--- BEGIN DATA TO PROCESS ---

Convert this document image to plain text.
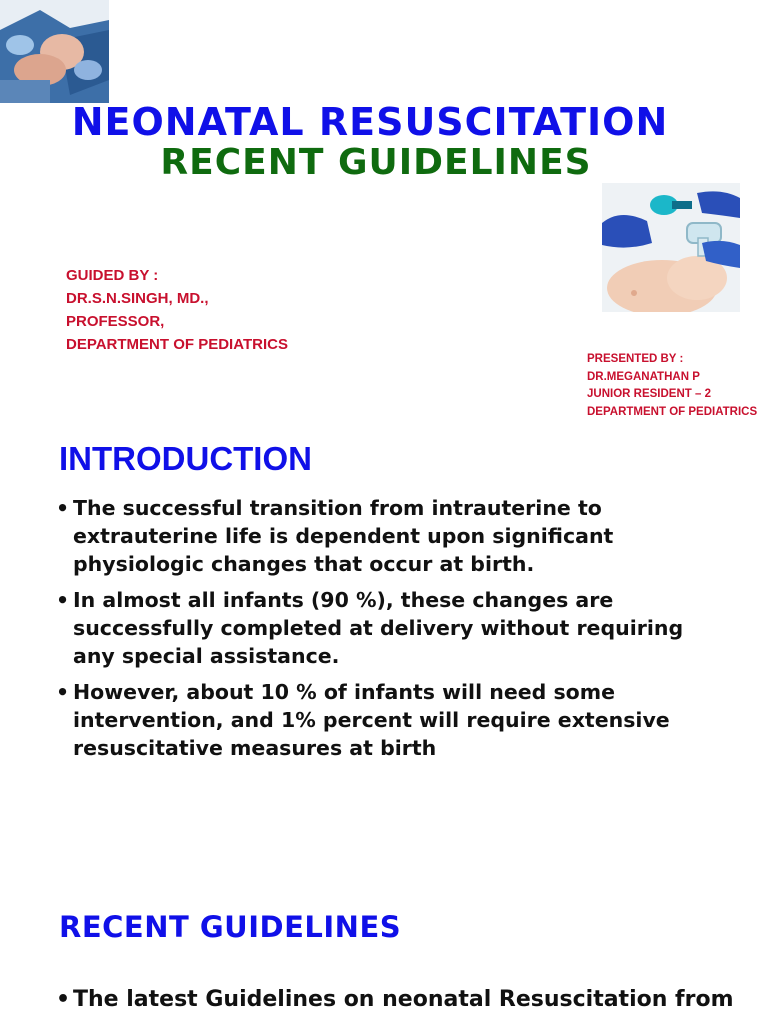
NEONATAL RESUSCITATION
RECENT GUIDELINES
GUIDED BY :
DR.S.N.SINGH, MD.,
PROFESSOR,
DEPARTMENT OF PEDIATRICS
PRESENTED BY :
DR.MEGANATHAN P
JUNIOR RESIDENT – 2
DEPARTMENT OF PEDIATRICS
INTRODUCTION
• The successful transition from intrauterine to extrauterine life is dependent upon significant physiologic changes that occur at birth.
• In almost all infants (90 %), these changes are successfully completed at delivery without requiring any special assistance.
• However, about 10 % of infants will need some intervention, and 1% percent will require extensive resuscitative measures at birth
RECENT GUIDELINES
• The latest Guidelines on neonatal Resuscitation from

--- END DATA TO PROCESS ---
--- BEGIN DATA TO PROCESS ---

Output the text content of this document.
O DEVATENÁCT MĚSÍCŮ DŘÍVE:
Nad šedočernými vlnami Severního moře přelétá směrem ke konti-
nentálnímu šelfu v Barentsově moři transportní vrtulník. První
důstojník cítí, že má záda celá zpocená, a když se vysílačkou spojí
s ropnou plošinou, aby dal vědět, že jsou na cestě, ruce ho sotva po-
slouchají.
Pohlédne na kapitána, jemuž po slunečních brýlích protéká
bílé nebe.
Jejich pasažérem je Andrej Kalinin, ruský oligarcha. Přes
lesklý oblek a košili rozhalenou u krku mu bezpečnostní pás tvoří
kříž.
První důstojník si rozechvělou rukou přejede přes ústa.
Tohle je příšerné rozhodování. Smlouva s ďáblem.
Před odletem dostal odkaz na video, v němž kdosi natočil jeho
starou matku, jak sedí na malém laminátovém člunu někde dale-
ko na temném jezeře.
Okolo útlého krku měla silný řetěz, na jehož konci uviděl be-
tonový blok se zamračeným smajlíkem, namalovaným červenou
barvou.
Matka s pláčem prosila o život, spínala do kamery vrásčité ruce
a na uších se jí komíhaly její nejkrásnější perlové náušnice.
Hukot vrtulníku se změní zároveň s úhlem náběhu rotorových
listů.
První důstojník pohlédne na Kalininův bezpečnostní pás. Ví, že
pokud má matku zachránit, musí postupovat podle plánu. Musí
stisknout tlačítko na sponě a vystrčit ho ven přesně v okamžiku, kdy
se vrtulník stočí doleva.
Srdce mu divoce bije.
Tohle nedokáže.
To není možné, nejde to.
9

--- END DATA TO PROCESS ---

* EXERCISE OBJECTIVE *
In the material above, find each line that contains the word "birth", and select it.

* FINAL RESULT *
• The successful transition from intrauterine to extrauterine life is dependent upon significant physiologic changes that occur at birth.
• However, about 10 % of infants will need some intervention, and 1% percent will require extensive resuscitative measures at birth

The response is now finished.